- Required work: Give every line of the material again, exactly as written.

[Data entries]
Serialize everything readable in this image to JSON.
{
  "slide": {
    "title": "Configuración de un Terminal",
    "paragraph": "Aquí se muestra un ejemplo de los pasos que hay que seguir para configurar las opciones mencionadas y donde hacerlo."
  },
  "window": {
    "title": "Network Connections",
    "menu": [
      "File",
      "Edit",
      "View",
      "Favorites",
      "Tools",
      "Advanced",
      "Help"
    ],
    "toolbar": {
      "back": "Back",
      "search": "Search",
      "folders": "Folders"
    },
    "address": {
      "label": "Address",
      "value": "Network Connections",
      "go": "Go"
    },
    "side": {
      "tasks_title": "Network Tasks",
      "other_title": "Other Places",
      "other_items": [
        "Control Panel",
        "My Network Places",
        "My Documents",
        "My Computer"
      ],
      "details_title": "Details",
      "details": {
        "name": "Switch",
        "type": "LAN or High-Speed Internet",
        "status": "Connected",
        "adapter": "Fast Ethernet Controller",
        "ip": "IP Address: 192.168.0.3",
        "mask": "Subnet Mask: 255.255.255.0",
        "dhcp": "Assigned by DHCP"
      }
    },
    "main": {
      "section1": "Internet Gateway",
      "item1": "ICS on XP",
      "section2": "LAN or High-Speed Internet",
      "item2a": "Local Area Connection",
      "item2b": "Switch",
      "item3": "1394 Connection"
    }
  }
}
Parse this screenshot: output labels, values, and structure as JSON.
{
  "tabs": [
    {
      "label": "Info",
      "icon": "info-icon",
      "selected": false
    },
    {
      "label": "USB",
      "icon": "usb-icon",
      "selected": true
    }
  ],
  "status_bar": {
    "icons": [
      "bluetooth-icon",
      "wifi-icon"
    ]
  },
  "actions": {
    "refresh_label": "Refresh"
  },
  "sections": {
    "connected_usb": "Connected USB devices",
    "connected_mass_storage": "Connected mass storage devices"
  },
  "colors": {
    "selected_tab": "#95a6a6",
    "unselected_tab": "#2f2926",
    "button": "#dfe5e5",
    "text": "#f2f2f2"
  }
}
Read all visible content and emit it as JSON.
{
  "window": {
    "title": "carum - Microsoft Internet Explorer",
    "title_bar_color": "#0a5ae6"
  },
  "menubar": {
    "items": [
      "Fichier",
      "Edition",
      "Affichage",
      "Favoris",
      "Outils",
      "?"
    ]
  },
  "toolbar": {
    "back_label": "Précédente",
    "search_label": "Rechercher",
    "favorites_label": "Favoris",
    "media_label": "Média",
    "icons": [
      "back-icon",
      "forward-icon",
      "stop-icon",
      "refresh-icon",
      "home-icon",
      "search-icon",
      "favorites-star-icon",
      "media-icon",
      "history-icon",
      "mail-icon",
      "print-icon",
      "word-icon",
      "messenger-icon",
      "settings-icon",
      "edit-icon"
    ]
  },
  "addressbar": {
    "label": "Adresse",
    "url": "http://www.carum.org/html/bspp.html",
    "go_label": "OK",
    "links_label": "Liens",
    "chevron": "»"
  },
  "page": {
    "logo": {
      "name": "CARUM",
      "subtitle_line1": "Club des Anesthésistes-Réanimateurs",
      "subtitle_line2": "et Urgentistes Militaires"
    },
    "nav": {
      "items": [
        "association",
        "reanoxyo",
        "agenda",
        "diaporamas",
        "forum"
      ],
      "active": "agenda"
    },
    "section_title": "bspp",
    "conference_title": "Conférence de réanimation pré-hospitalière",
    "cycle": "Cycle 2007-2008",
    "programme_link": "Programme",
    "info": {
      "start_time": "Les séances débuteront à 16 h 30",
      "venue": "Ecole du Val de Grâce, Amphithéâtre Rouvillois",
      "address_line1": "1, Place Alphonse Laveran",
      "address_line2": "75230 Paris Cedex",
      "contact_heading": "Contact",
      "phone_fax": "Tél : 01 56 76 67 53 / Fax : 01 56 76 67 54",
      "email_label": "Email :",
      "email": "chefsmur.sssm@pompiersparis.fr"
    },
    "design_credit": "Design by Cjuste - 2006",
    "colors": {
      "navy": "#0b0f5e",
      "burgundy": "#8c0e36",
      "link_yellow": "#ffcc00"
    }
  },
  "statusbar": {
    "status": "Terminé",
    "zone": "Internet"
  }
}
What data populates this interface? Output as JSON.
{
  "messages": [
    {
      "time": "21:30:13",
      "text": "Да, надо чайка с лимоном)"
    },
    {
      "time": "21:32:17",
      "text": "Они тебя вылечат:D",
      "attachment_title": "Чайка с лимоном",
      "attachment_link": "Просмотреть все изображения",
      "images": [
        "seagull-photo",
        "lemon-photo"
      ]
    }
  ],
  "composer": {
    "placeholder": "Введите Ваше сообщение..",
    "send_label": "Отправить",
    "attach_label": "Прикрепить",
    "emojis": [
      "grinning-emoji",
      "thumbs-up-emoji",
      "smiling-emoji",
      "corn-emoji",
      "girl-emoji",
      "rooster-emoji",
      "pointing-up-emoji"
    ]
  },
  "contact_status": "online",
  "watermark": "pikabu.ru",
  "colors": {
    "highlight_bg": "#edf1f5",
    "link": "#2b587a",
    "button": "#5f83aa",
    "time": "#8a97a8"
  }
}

- Full response:
Serialize everything readable in this image to JSON.
{
  "slide": {
    "title": "Configuración de un Terminal",
    "paragraph": "Aquí se muestra un ejemplo de los pasos que hay que seguir para configurar las opciones mencionadas y donde hacerlo."
  },
  "window": {
    "title": "Network Connections",
    "menu": [
      "File",
      "Edit",
      "View",
      "Favorites",
      "Tools",
      "Advanced",
      "Help"
    ],
    "toolbar": {
      "back": "Back",
      "search": "Search",
      "folders": "Folders"
    },
    "address": {
      "label": "Address",
      "value": "Network Connections",
      "go": "Go"
    },
    "side": {
      "tasks_title": "Network Tasks",
      "other_title": "Other Places",
      "other_items": [
        "Control Panel",
        "My Network Places",
        "My Documents",
        "My Computer"
      ],
      "details_title": "Details",
      "details": {
        "name": "Switch",
        "type": "LAN or High-Speed Internet",
        "status": "Connected",
        "adapter": "Fast Ethernet Controller",
        "ip": "IP Address: 192.168.0.3",
        "mask": "Subnet Mask: 255.255.255.0",
        "dhcp": "Assigned by DHCP"
      }
    },
    "main": {
      "section1": "Internet Gateway",
      "item1": "ICS on XP",
      "section2": "LAN or High-Speed Internet",
      "item2a": "Local Area Connection",
      "item2b": "Switch",
      "item3": "1394 Connection"
    }
  }
}
Parse this screenshot: output labels, values, and structure as JSON.
{
  "tabs": [
    {
      "label": "Info",
      "icon": "info-icon",
      "selected": false
    },
    {
      "label": "USB",
      "icon": "usb-icon",
      "selected": true
    }
  ],
  "status_bar": {
    "icons": [
      "bluetooth-icon",
      "wifi-icon"
    ]
  },
  "actions": {
    "refresh_label": "Refresh"
  },
  "sections": {
    "connected_usb": "Connected USB devices",
    "connected_mass_storage": "Connected mass storage devices"
  },
  "colors": {
    "selected_tab": "#95a6a6",
    "unselected_tab": "#2f2926",
    "button": "#dfe5e5",
    "text": "#f2f2f2"
  }
}
Read all visible content and emit it as JSON.
{
  "window": {
    "title": "carum - Microsoft Internet Explorer",
    "title_bar_color": "#0a5ae6"
  },
  "menubar": {
    "items": [
      "Fichier",
      "Edition",
      "Affichage",
      "Favoris",
      "Outils",
      "?"
    ]
  },
  "toolbar": {
    "back_label": "Précédente",
    "search_label": "Rechercher",
    "favorites_label": "Favoris",
    "media_label": "Média",
    "icons": [
      "back-icon",
      "forward-icon",
      "stop-icon",
      "refresh-icon",
      "home-icon",
      "search-icon",
      "favorites-star-icon",
      "media-icon",
      "history-icon",
      "mail-icon",
      "print-icon",
      "word-icon",
      "messenger-icon",
      "settings-icon",
      "edit-icon"
    ]
  },
  "addressbar": {
    "label": "Adresse",
    "url": "http://www.carum.org/html/bspp.html",
    "go_label": "OK",
    "links_label": "Liens",
    "chevron": "»"
  },
  "page": {
    "logo": {
      "name": "CARUM",
      "subtitle_line1": "Club des Anesthésistes-Réanimateurs",
      "subtitle_line2": "et Urgentistes Militaires"
    },
    "nav": {
      "items": [
        "association",
        "reanoxyo",
        "agenda",
        "diaporamas",
        "forum"
      ],
      "active": "agenda"
    },
    "section_title": "bspp",
    "conference_title": "Conférence de réanimation pré-hospitalière",
    "cycle": "Cycle 2007-2008",
    "programme_link": "Programme",
    "info": {
      "start_time": "Les séances débuteront à 16 h 30",
      "venue": "Ecole du Val de Grâce, Amphithéâtre Rouvillois",
      "address_line1": "1, Place Alphonse Laveran",
      "address_line2": "75230 Paris Cedex",
      "contact_heading": "Contact",
      "phone_fax": "Tél : 01 56 76 67 53 / Fax : 01 56 76 67 54",
      "email_label": "Email :",
      "email": "chefsmur.sssm@pompiersparis.fr"
    },
    "design_credit": "Design by Cjuste - 2006",
    "colors": {
      "navy": "#0b0f5e",
      "burgundy": "#8c0e36",
      "link_yellow": "#ffcc00"
    }
  },
  "statusbar": {
    "status": "Terminé",
    "zone": "Internet"
  }
}
What data populates this interface? Output as JSON.
{
  "messages": [
    {
      "time": "21:30:13",
      "text": "Да, надо чайка с лимоном)"
    },
    {
      "time": "21:32:17",
      "text": "Они тебя вылечат:D",
      "attachment_title": "Чайка с лимоном",
      "attachment_link": "Просмотреть все изображения",
      "images": [
        "seagull-photo",
        "lemon-photo"
      ]
    }
  ],
  "composer": {
    "placeholder": "Введите Ваше сообщение..",
    "send_label": "Отправить",
    "attach_label": "Прикрепить",
    "emojis": [
      "grinning-emoji",
      "thumbs-up-emoji",
      "smiling-emoji",
      "corn-emoji",
      "girl-emoji",
      "rooster-emoji",
      "pointing-up-emoji"
    ]
  },
  "contact_status": "online",
  "watermark": "pikabu.ru",
  "colors": {
    "highlight_bg": "#edf1f5",
    "link": "#2b587a",
    "button": "#5f83aa",
    "time": "#8a97a8"
  }
}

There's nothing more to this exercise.